Instruction> From the records below, pull each line that has "Gets".

Provided data>
____________________
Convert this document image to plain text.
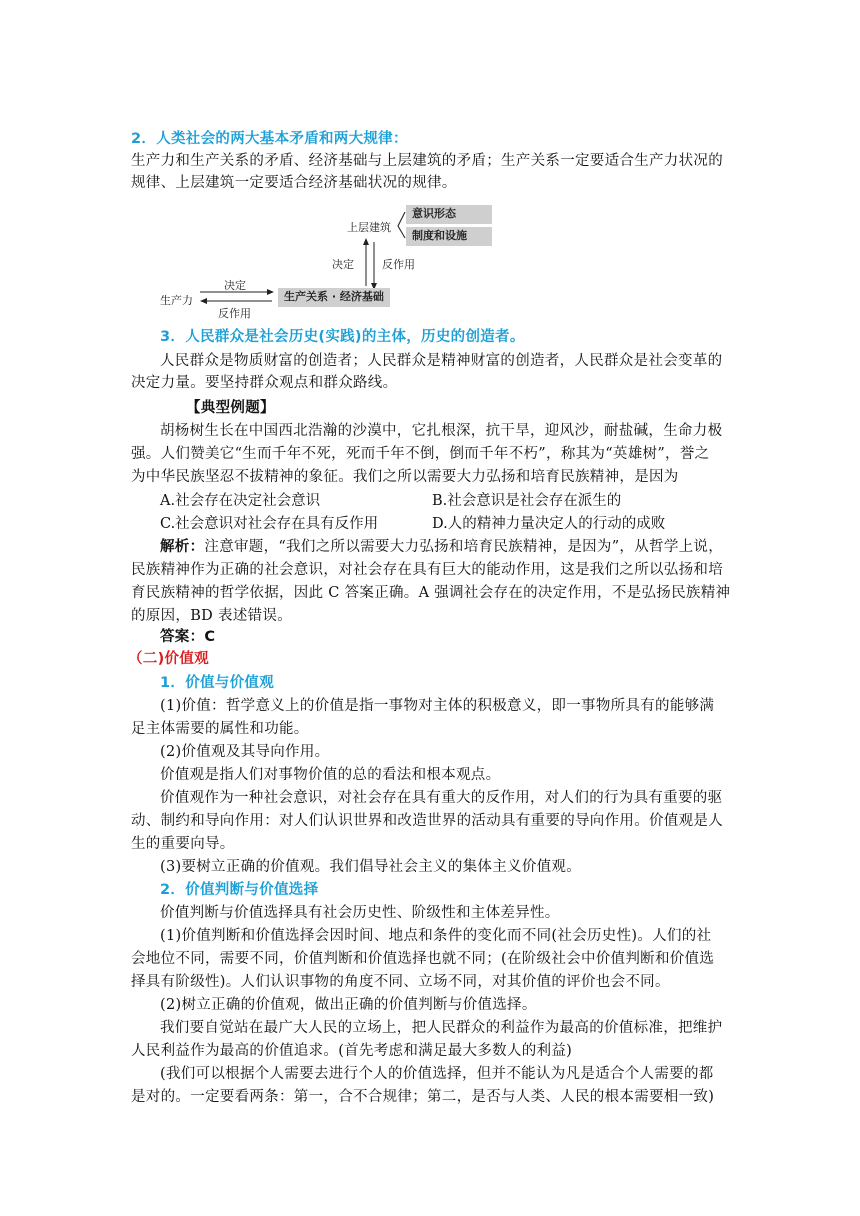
2．人类社会的两大基本矛盾和两大规律：
生产力和生产关系的矛盾、经济基础与上层建筑的矛盾；生产关系一定要适合生产力状况的
规律、上层建筑一定要适合经济基础状况的规律。
上层建筑
意识形态
制度和设施
决定	反作用
决定
生产力	生产关系 · 经济基础
反作用
3．人民群众是社会历史(实践)的主体，历史的创造者。
人民群众是物质财富的创造者；人民群众是精神财富的创造者，人民群众是社会变革的
决定力量。要坚持群众观点和群众路线。
【典型例题】
胡杨树生长在中国西北浩瀚的沙漠中，它扎根深，抗干旱，迎风沙，耐盐碱，生命力极
强。人们赞美它“生而千年不死，死而千年不倒，倒而千年不朽”，称其为“英雄树”，誉之
为中华民族坚忍不拔精神的象征。我们之所以需要大力弘扬和培育民族精神，是因为
A.社会存在决定社会意识	B.社会意识是社会存在派生的
C.社会意识对社会存在具有反作用	D.人的精神力量决定人的行动的成败
解析：注意审题，“我们之所以需要大力弘扬和培育民族精神，是因为”，从哲学上说，
民族精神作为正确的社会意识，对社会存在具有巨大的能动作用，这是我们之所以弘扬和培
育民族精神的哲学依据，因此 C 答案正确。A 强调社会存在的决定作用，不是弘扬民族精神
的原因，BD 表述错误。
答案：C
（二)价值观
1．价值与价值观
(1)价值：哲学意义上的价值是指一事物对主体的积极意义，即一事物所具有的能够满
足主体需要的属性和功能。
(2)价值观及其导向作用。
价值观是指人们对事物价值的总的看法和根本观点。
价值观作为一种社会意识，对社会存在具有重大的反作用，对人们的行为具有重要的驱
动、制约和导向作用：对人们认识世界和改造世界的活动具有重要的导向作用。价值观是人
生的重要向导。
(3)要树立正确的价值观。我们倡导社会主义的集体主义价值观。
2．价值判断与价值选择
价值判断与价值选择具有社会历史性、阶级性和主体差异性。
(1)价值判断和价值选择会因时间、地点和条件的变化而不同(社会历史性)。人们的社
会地位不同，需要不同，价值判断和价值选择也就不同；(在阶级社会中价值判断和价值选
择具有阶级性)。人们认识事物的角度不同、立场不同，对其价值的评价也会不同。
(2)树立正确的价值观，做出正确的价值判断与价值选择。
我们要自觉站在最广大人民的立场上，把人民群众的利益作为最高的价值标准，把维护
人民利益作为最高的价值追求。(首先考虑和满足最大多数人的利益)
(我们可以根据个人需要去进行个人的价值选择，但并不能认为凡是适合个人需要的都
是对的。一定要看两条：第一，合不合规律；第二，是否与人类、人民的根本需要相一致)
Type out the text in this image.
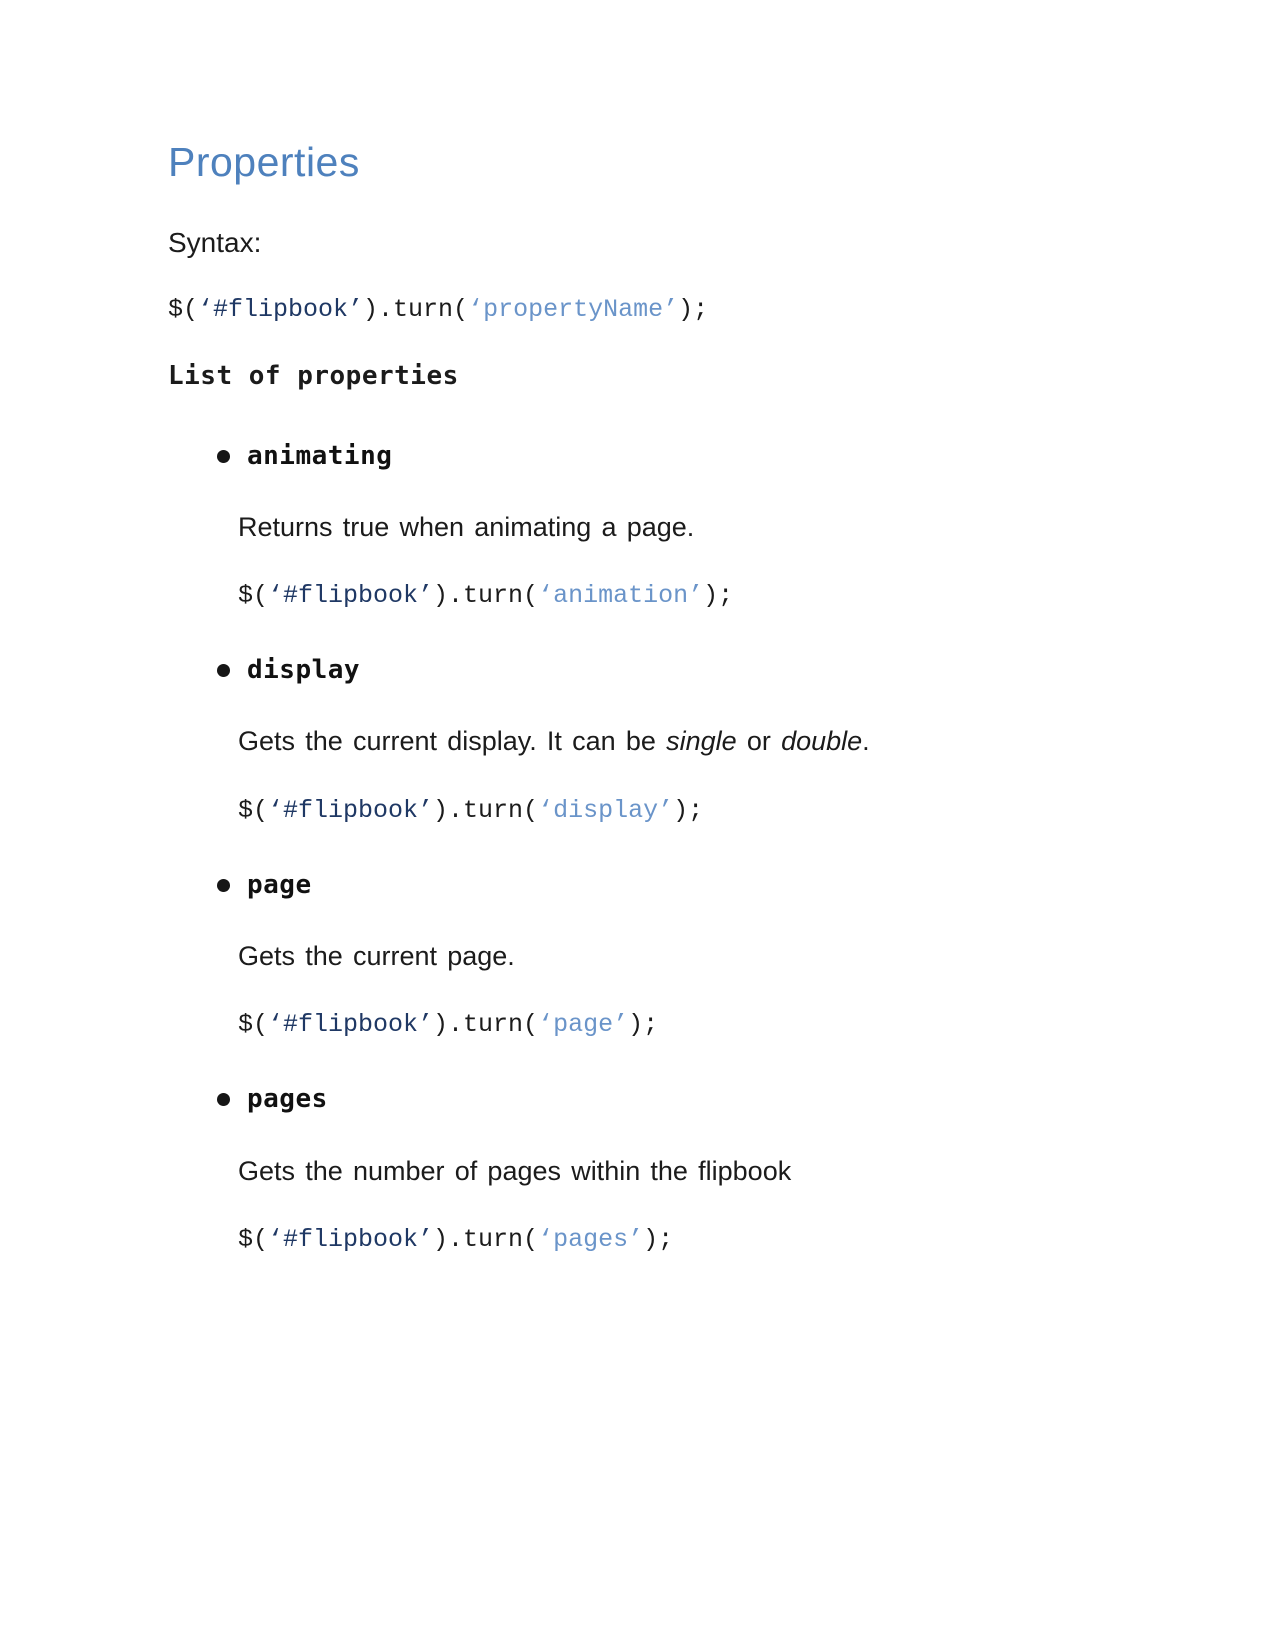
Properties

Syntax:

$(‘#flipbook’).turn(‘propertyName’);
List of properties
animating

Returns true when animating a page.

$(‘#flipbook’).turn(‘animation’);
display

Gets the current display. It can be single or double.

$(‘#flipbook’).turn(‘display’);
page

Gets the current page.

$(‘#flipbook’).turn(‘page’);
pages

Gets the number of pages within the flipbook

$(‘#flipbook’).turn(‘pages’);
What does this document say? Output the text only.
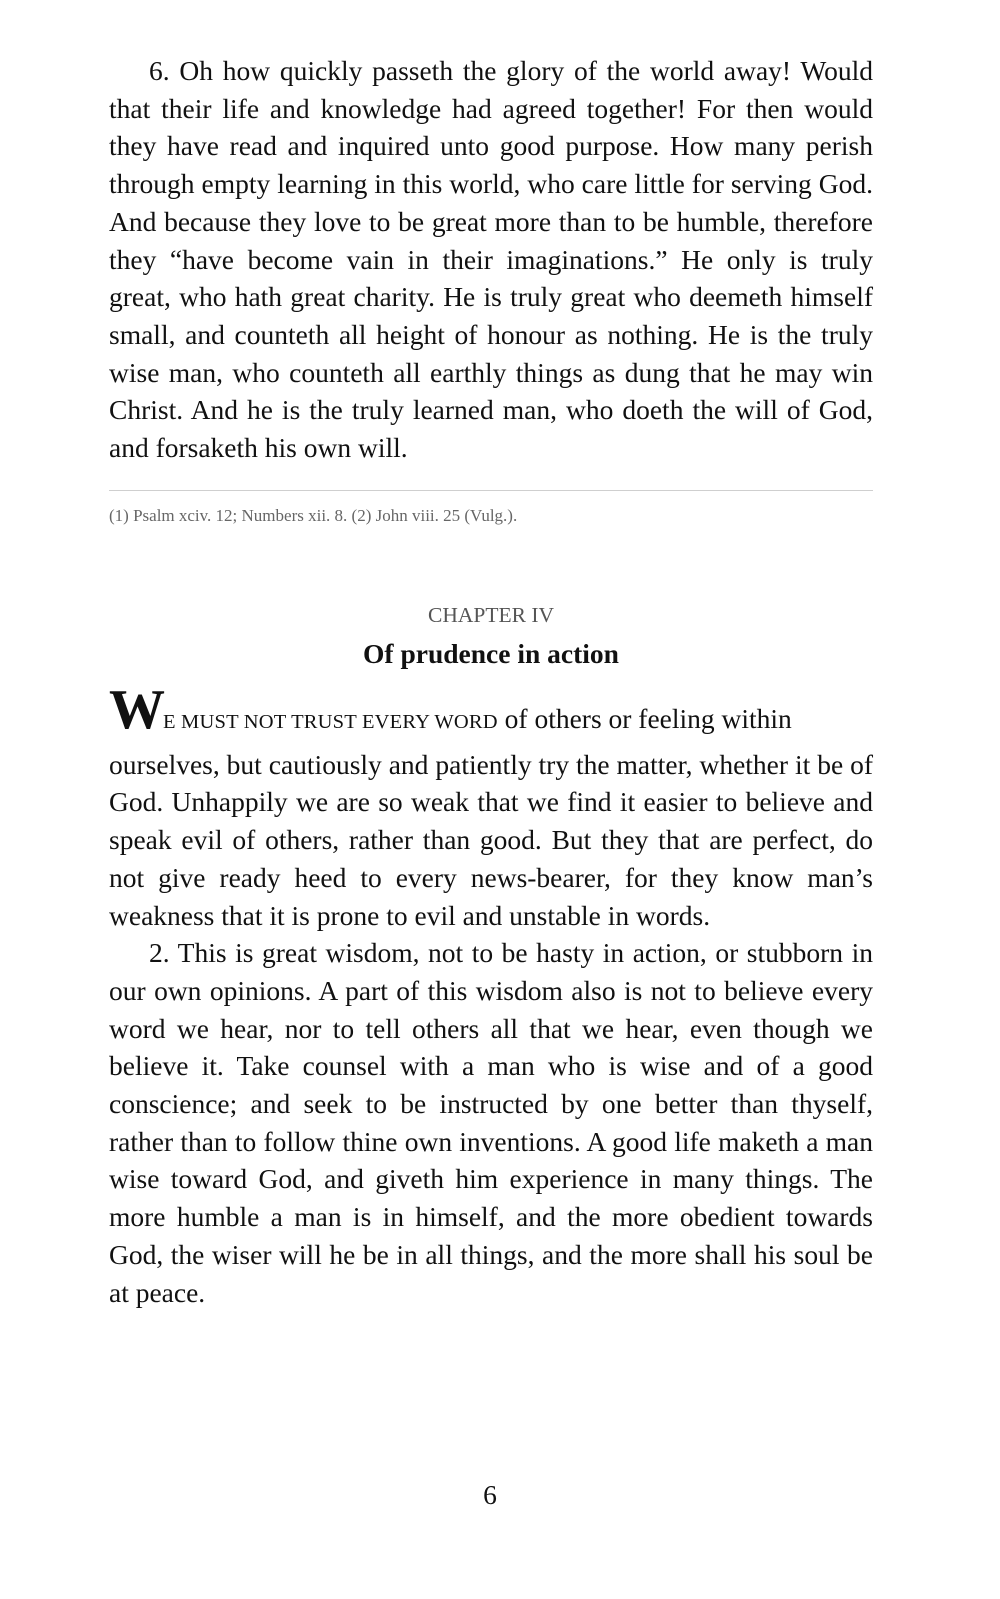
6. Oh how quickly passeth the glory of the world away! Would that their life and knowledge had agreed together! For then would they have read and inquired unto good purpose. How many perish through empty learning in this world, who care little for serving God. And because they love to be great more than to be humble, therefore they “have become vain in their imaginations.” He only is truly great, who hath great charity. He is truly great who deemeth himself small, and counteth all height of honour as nothing. He is the truly wise man, who counteth all earthly things as dung that he may win Christ. And he is the truly learned man, who doeth the will of God, and forsaketh his own will.

(1) Psalm xciv. 12; Numbers xii. 8. (2) John viii. 25 (Vulg.).

CHAPTER IV
Of prudence in action

WE MUST NOT TRUST EVERY WORD of others or feeling within
ourselves, but cautiously and patiently try the matter, whether it be of God. Unhappily we are so weak that we find it easier to believe and speak evil of others, rather than good. But they that are perfect, do not give ready heed to every news-bearer, for they know man’s weakness that it is prone to evil and unstable in words.

2. This is great wisdom, not to be hasty in action, or stubborn in our own opinions. A part of this wisdom also is not to believe every word we hear, nor to tell others all that we hear, even though we believe it. Take counsel with a man who is wise and of a good conscience; and seek to be instructed by one better than thyself, rather than to follow thine own inventions. A good life maketh a man wise toward God, and giveth him experience in many things. The more humble a man is in himself, and the more obedient towards God, the wiser will he be in all things, and the more shall his soul be at peace.

6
____________________
Solution to this task>
Gets the current display. It can be single or double.
Gets the current page.
Gets the number of pages within the flipbook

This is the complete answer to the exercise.